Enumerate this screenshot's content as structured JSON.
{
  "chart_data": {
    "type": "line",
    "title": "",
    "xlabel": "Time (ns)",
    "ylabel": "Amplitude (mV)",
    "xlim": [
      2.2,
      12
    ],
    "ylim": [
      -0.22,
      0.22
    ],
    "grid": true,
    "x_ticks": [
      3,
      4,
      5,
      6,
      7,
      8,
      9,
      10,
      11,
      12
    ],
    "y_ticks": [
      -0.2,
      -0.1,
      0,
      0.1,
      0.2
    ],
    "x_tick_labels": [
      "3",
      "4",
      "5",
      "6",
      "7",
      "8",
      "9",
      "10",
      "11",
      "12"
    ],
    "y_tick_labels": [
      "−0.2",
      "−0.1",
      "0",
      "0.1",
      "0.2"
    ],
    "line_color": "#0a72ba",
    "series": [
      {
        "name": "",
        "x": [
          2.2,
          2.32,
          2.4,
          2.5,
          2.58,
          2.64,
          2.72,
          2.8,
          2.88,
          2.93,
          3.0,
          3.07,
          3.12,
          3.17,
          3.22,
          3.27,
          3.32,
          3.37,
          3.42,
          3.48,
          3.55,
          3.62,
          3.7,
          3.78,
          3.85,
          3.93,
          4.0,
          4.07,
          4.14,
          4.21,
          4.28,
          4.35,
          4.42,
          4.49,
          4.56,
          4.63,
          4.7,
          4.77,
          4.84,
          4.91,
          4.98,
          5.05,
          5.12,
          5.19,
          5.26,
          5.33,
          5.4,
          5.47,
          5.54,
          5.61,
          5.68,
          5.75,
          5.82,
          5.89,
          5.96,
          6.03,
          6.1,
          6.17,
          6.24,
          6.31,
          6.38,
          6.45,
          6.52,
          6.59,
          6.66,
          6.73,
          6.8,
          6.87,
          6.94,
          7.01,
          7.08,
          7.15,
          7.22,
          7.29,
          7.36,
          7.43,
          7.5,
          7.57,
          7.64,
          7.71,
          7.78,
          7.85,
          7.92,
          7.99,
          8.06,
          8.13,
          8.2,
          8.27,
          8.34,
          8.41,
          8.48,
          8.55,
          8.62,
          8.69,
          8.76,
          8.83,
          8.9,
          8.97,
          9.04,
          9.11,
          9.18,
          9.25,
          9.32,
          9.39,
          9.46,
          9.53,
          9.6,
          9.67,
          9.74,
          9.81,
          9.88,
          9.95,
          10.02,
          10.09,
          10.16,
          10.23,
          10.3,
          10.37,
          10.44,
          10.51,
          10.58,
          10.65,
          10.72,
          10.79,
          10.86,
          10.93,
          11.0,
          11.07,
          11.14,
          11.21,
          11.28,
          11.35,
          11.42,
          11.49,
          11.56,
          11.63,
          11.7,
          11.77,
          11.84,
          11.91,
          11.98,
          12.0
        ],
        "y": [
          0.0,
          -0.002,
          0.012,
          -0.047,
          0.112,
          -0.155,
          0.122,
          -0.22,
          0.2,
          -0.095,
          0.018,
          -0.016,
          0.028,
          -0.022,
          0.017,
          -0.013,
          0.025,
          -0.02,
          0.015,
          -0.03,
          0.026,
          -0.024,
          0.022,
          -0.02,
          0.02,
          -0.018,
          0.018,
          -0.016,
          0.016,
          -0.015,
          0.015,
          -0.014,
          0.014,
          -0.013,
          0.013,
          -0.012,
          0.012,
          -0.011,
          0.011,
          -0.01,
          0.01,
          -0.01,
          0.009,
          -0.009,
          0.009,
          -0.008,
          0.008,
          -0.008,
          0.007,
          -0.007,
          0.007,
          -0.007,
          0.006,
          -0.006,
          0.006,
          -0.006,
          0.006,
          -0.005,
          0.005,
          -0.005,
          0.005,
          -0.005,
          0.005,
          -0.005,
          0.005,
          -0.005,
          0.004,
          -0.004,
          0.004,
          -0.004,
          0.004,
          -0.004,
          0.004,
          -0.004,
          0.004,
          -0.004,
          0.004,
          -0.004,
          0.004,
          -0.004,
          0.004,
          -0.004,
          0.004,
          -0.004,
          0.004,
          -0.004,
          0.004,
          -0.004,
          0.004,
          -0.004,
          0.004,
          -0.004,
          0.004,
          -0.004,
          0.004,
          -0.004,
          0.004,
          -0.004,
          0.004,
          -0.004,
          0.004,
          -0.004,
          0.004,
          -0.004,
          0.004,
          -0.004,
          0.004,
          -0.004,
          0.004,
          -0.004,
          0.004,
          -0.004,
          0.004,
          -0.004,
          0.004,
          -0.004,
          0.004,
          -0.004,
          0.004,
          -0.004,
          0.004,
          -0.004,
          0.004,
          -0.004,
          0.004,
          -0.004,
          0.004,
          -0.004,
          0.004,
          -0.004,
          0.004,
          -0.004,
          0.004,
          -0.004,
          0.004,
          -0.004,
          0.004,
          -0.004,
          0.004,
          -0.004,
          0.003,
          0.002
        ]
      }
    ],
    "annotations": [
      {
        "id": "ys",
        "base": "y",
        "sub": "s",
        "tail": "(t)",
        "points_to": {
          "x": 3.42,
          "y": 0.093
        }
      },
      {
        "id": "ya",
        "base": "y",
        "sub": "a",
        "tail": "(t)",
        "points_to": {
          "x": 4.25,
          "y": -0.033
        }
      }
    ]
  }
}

=-=-=-=-=

Required work: Print out the whole listing exactly as it appears.

Finished answer:
Enumerate this screenshot's content as structured JSON.
{
  "chart_data": {
    "type": "line",
    "title": "",
    "xlabel": "Time (ns)",
    "ylabel": "Amplitude (mV)",
    "xlim": [
      2.2,
      12
    ],
    "ylim": [
      -0.22,
      0.22
    ],
    "grid": true,
    "x_ticks": [
      3,
      4,
      5,
      6,
      7,
      8,
      9,
      10,
      11,
      12
    ],
    "y_ticks": [
      -0.2,
      -0.1,
      0,
      0.1,
      0.2
    ],
    "x_tick_labels": [
      "3",
      "4",
      "5",
      "6",
      "7",
      "8",
      "9",
      "10",
      "11",
      "12"
    ],
    "y_tick_labels": [
      "−0.2",
      "−0.1",
      "0",
      "0.1",
      "0.2"
    ],
    "line_color": "#0a72ba",
    "series": [
      {
        "name": "",
        "x": [
          2.2,
          2.32,
          2.4,
          2.5,
          2.58,
          2.64,
          2.72,
          2.8,
          2.88,
          2.93,
          3.0,
          3.07,
          3.12,
          3.17,
          3.22,
          3.27,
          3.32,
          3.37,
          3.42,
          3.48,
          3.55,
          3.62,
          3.7,
          3.78,
          3.85,
          3.93,
          4.0,
          4.07,
          4.14,
          4.21,
          4.28,
          4.35,
          4.42,
          4.49,
          4.56,
          4.63,
          4.7,
          4.77,
          4.84,
          4.91,
          4.98,
          5.05,
          5.12,
          5.19,
          5.26,
          5.33,
          5.4,
          5.47,
          5.54,
          5.61,
          5.68,
          5.75,
          5.82,
          5.89,
          5.96,
          6.03,
          6.1,
          6.17,
          6.24,
          6.31,
          6.38,
          6.45,
          6.52,
          6.59,
          6.66,
          6.73,
          6.8,
          6.87,
          6.94,
          7.01,
          7.08,
          7.15,
          7.22,
          7.29,
          7.36,
          7.43,
          7.5,
          7.57,
          7.64,
          7.71,
          7.78,
          7.85,
          7.92,
          7.99,
          8.06,
          8.13,
          8.2,
          8.27,
          8.34,
          8.41,
          8.48,
          8.55,
          8.62,
          8.69,
          8.76,
          8.83,
          8.9,
          8.97,
          9.04,
          9.11,
          9.18,
          9.25,
          9.32,
          9.39,
          9.46,
          9.53,
          9.6,
          9.67,
          9.74,
          9.81,
          9.88,
          9.95,
          10.02,
          10.09,
          10.16,
          10.23,
          10.3,
          10.37,
          10.44,
          10.51,
          10.58,
          10.65,
          10.72,
          10.79,
          10.86,
          10.93,
          11.0,
          11.07,
          11.14,
          11.21,
          11.28,
          11.35,
          11.42,
          11.49,
          11.56,
          11.63,
          11.7,
          11.77,
          11.84,
          11.91,
          11.98,
          12.0
        ],
        "y": [
          0.0,
          -0.002,
          0.012,
          -0.047,
          0.112,
          -0.155,
          0.122,
          -0.22,
          0.2,
          -0.095,
          0.018,
          -0.016,
          0.028,
          -0.022,
          0.017,
          -0.013,
          0.025,
          -0.02,
          0.015,
          -0.03,
          0.026,
          -0.024,
          0.022,
          -0.02,
          0.02,
          -0.018,
          0.018,
          -0.016,
          0.016,
          -0.015,
          0.015,
          -0.014,
          0.014,
          -0.013,
          0.013,
          -0.012,
          0.012,
          -0.011,
          0.011,
          -0.01,
          0.01,
          -0.01,
          0.009,
          -0.009,
          0.009,
          -0.008,
          0.008,
          -0.008,
          0.007,
          -0.007,
          0.007,
          -0.007,
          0.006,
          -0.006,
          0.006,
          -0.006,
          0.006,
          -0.005,
          0.005,
          -0.005,
          0.005,
          -0.005,
          0.005,
          -0.005,
          0.005,
          -0.005,
          0.004,
          -0.004,
          0.004,
          -0.004,
          0.004,
          -0.004,
          0.004,
          -0.004,
          0.004,
          -0.004,
          0.004,
          -0.004,
          0.004,
          -0.004,
          0.004,
          -0.004,
          0.004,
          -0.004,
          0.004,
          -0.004,
          0.004,
          -0.004,
          0.004,
          -0.004,
          0.004,
          -0.004,
          0.004,
          -0.004,
          0.004,
          -0.004,
          0.004,
          -0.004,
          0.004,
          -0.004,
          0.004,
          -0.004,
          0.004,
          -0.004,
          0.004,
          -0.004,
          0.004,
          -0.004,
          0.004,
          -0.004,
          0.004,
          -0.004,
          0.004,
          -0.004,
          0.004,
          -0.004,
          0.004,
          -0.004,
          0.004,
          -0.004,
          0.004,
          -0.004,
          0.004,
          -0.004,
          0.004,
          -0.004,
          0.004,
          -0.004,
          0.004,
          -0.004,
          0.004,
          -0.004,
          0.004,
          -0.004,
          0.004,
          -0.004,
          0.004,
          -0.004,
          0.004,
          -0.004,
          0.003,
          0.002
        ]
      }
    ],
    "annotations": [
      {
        "id": "ys",
        "base": "y",
        "sub": "s",
        "tail": "(t)",
        "points_to": {
          "x": 3.42,
          "y": 0.093
        }
      },
      {
        "id": "ya",
        "base": "y",
        "sub": "a",
        "tail": "(t)",
        "points_to": {
          "x": 4.25,
          "y": -0.033
        }
      }
    ]
  }
}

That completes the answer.